▶ **Requirements**
Copy out all the records exactly.

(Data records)
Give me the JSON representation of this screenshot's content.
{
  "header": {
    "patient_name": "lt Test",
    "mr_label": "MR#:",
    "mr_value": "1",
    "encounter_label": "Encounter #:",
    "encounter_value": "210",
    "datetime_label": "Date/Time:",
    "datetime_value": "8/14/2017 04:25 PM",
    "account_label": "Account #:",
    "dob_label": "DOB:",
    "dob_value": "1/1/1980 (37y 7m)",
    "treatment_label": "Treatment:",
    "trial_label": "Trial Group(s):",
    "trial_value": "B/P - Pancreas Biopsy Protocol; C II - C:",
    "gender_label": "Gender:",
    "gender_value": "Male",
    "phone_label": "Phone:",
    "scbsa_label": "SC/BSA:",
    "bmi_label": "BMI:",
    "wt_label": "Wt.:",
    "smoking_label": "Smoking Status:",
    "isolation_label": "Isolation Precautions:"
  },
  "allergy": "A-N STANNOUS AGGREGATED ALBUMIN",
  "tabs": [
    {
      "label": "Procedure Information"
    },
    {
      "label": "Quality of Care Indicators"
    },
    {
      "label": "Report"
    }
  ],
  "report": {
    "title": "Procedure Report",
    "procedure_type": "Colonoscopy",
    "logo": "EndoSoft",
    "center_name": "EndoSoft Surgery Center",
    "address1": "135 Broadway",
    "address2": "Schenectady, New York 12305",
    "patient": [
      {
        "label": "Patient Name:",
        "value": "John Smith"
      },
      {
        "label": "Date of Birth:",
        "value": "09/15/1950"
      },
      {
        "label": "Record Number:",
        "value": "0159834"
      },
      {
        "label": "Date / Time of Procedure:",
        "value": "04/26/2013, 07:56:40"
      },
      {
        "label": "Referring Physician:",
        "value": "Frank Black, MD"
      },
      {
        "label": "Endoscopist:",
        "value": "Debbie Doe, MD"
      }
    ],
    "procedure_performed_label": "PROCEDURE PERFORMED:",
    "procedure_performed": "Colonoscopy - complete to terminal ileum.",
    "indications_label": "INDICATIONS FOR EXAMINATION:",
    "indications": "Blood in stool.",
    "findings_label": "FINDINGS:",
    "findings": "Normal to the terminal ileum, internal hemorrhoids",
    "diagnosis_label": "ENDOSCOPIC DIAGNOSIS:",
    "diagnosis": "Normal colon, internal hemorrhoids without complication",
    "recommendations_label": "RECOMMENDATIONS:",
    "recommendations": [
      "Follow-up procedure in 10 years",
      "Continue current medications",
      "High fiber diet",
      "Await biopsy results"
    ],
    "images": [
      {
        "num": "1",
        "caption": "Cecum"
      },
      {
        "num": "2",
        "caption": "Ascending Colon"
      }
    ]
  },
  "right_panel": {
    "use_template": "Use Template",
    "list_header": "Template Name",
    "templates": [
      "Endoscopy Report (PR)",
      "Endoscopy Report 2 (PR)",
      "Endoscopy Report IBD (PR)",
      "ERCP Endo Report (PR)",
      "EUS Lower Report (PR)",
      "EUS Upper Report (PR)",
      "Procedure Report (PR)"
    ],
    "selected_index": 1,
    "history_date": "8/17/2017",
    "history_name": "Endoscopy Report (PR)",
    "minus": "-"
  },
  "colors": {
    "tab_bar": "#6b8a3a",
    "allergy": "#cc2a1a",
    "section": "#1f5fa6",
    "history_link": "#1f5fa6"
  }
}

▶ **The solution**
Give me the JSON representation of this screenshot's content.
{
  "header": {
    "patient_name": "lt Test",
    "mr_label": "MR#:",
    "mr_value": "1",
    "encounter_label": "Encounter #:",
    "encounter_value": "210",
    "datetime_label": "Date/Time:",
    "datetime_value": "8/14/2017 04:25 PM",
    "account_label": "Account #:",
    "dob_label": "DOB:",
    "dob_value": "1/1/1980 (37y 7m)",
    "treatment_label": "Treatment:",
    "trial_label": "Trial Group(s):",
    "trial_value": "B/P - Pancreas Biopsy Protocol; C II - C:",
    "gender_label": "Gender:",
    "gender_value": "Male",
    "phone_label": "Phone:",
    "scbsa_label": "SC/BSA:",
    "bmi_label": "BMI:",
    "wt_label": "Wt.:",
    "smoking_label": "Smoking Status:",
    "isolation_label": "Isolation Precautions:"
  },
  "allergy": "A-N STANNOUS AGGREGATED ALBUMIN",
  "tabs": [
    {
      "label": "Procedure Information"
    },
    {
      "label": "Quality of Care Indicators"
    },
    {
      "label": "Report"
    }
  ],
  "report": {
    "title": "Procedure Report",
    "procedure_type": "Colonoscopy",
    "logo": "EndoSoft",
    "center_name": "EndoSoft Surgery Center",
    "address1": "135 Broadway",
    "address2": "Schenectady, New York 12305",
    "patient": [
      {
        "label": "Patient Name:",
        "value": "John Smith"
      },
      {
        "label": "Date of Birth:",
        "value": "09/15/1950"
      },
      {
        "label": "Record Number:",
        "value": "0159834"
      },
      {
        "label": "Date / Time of Procedure:",
        "value": "04/26/2013, 07:56:40"
      },
      {
        "label": "Referring Physician:",
        "value": "Frank Black, MD"
      },
      {
        "label": "Endoscopist:",
        "value": "Debbie Doe, MD"
      }
    ],
    "procedure_performed_label": "PROCEDURE PERFORMED:",
    "procedure_performed": "Colonoscopy - complete to terminal ileum.",
    "indications_label": "INDICATIONS FOR EXAMINATION:",
    "indications": "Blood in stool.",
    "findings_label": "FINDINGS:",
    "findings": "Normal to the terminal ileum, internal hemorrhoids",
    "diagnosis_label": "ENDOSCOPIC DIAGNOSIS:",
    "diagnosis": "Normal colon, internal hemorrhoids without complication",
    "recommendations_label": "RECOMMENDATIONS:",
    "recommendations": [
      "Follow-up procedure in 10 years",
      "Continue current medications",
      "High fiber diet",
      "Await biopsy results"
    ],
    "images": [
      {
        "num": "1",
        "caption": "Cecum"
      },
      {
        "num": "2",
        "caption": "Ascending Colon"
      }
    ]
  },
  "right_panel": {
    "use_template": "Use Template",
    "list_header": "Template Name",
    "templates": [
      "Endoscopy Report (PR)",
      "Endoscopy Report 2 (PR)",
      "Endoscopy Report IBD (PR)",
      "ERCP Endo Report (PR)",
      "EUS Lower Report (PR)",
      "EUS Upper Report (PR)",
      "Procedure Report (PR)"
    ],
    "selected_index": 1,
    "history_date": "8/17/2017",
    "history_name": "Endoscopy Report (PR)",
    "minus": "-"
  },
  "colors": {
    "tab_bar": "#6b8a3a",
    "allergy": "#cc2a1a",
    "section": "#1f5fa6",
    "history_link": "#1f5fa6"
  }
}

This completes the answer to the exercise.